* Collected data:
---+---

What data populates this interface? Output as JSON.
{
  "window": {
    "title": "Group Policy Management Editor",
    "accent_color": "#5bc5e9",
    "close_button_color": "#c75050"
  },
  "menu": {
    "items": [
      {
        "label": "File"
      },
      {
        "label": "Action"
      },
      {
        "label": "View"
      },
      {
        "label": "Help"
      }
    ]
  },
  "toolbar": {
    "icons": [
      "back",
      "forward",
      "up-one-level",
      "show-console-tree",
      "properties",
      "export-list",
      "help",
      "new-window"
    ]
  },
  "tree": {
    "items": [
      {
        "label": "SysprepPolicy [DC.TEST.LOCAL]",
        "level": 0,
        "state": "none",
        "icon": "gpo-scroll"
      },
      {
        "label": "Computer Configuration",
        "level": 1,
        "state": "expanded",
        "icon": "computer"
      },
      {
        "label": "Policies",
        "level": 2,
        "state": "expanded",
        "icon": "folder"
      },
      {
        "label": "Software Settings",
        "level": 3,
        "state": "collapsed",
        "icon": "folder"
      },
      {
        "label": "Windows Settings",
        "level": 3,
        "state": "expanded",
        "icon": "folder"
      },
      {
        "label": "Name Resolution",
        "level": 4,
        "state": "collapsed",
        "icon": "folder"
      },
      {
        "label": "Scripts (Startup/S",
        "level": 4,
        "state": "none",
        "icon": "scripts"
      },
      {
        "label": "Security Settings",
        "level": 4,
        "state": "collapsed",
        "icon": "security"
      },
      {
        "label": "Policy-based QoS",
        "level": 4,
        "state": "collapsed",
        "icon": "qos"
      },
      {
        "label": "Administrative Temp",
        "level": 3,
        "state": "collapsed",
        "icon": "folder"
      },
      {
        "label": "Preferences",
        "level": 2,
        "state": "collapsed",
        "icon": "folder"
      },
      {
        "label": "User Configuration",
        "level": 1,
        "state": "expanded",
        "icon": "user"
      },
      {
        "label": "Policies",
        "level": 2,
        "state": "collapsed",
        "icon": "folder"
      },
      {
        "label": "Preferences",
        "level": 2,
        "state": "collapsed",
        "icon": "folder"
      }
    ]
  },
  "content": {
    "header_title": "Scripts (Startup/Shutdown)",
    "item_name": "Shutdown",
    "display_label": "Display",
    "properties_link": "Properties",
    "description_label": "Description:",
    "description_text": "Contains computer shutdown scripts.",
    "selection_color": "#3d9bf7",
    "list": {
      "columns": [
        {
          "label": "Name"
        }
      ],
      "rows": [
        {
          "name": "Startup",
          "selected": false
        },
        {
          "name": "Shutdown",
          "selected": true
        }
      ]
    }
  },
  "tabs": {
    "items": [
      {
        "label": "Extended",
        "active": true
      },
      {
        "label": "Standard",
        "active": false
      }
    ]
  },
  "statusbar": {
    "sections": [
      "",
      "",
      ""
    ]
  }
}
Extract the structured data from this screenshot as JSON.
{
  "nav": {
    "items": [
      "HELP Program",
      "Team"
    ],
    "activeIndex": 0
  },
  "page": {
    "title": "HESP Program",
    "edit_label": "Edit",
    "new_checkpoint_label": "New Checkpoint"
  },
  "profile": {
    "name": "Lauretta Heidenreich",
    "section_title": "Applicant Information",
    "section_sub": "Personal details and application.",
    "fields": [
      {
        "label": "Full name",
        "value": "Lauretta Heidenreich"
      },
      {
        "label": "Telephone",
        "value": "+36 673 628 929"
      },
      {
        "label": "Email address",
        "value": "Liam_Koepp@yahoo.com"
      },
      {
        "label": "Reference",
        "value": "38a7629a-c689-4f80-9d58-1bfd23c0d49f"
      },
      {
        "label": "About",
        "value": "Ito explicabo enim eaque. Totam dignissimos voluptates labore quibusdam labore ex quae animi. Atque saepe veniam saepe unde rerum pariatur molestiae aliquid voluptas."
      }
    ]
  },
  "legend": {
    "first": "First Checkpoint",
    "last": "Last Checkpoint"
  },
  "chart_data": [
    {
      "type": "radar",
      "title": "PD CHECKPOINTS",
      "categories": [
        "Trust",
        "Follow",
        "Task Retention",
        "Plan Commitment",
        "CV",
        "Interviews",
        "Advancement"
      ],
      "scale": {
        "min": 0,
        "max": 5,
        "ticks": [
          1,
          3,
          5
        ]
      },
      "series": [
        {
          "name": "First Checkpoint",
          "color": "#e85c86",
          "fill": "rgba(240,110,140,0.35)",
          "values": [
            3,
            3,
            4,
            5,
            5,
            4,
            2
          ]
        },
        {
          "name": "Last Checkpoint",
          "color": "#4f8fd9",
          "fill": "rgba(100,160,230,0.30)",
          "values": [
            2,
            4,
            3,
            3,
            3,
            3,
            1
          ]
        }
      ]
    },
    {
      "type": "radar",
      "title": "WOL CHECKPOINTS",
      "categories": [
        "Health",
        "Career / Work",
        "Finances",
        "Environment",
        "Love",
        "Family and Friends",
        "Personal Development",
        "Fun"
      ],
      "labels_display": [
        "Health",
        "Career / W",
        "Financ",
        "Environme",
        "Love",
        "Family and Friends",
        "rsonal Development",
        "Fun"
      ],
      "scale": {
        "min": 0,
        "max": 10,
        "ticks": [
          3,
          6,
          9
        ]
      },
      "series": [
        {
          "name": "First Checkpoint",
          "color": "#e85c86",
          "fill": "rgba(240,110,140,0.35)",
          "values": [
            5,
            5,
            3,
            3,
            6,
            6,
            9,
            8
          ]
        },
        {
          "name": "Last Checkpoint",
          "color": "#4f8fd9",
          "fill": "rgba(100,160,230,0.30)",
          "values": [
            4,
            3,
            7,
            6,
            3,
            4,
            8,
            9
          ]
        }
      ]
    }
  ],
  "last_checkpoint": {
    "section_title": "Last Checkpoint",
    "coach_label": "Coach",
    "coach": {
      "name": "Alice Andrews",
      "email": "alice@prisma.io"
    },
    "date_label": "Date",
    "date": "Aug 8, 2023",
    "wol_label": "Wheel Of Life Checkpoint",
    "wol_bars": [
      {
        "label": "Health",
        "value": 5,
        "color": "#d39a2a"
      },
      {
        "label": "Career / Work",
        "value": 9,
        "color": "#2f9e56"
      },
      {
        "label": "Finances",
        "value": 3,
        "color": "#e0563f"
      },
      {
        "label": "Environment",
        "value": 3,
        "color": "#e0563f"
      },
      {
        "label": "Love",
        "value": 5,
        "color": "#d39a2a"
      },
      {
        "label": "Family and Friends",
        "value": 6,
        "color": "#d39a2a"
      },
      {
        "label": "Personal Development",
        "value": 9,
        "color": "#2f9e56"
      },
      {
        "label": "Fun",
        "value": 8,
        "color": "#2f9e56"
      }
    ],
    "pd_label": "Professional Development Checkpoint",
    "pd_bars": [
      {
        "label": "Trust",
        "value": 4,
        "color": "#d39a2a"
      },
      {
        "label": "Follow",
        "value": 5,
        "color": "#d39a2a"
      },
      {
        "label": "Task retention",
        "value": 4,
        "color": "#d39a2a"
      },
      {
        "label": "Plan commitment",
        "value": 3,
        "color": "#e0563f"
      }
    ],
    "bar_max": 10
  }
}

---+---

* PROBLEM DETAILS:
Return every line in the listing that contains the word "Plan".

* REPLY:
        "Plan Commitment",
        "label": "Plan commitment",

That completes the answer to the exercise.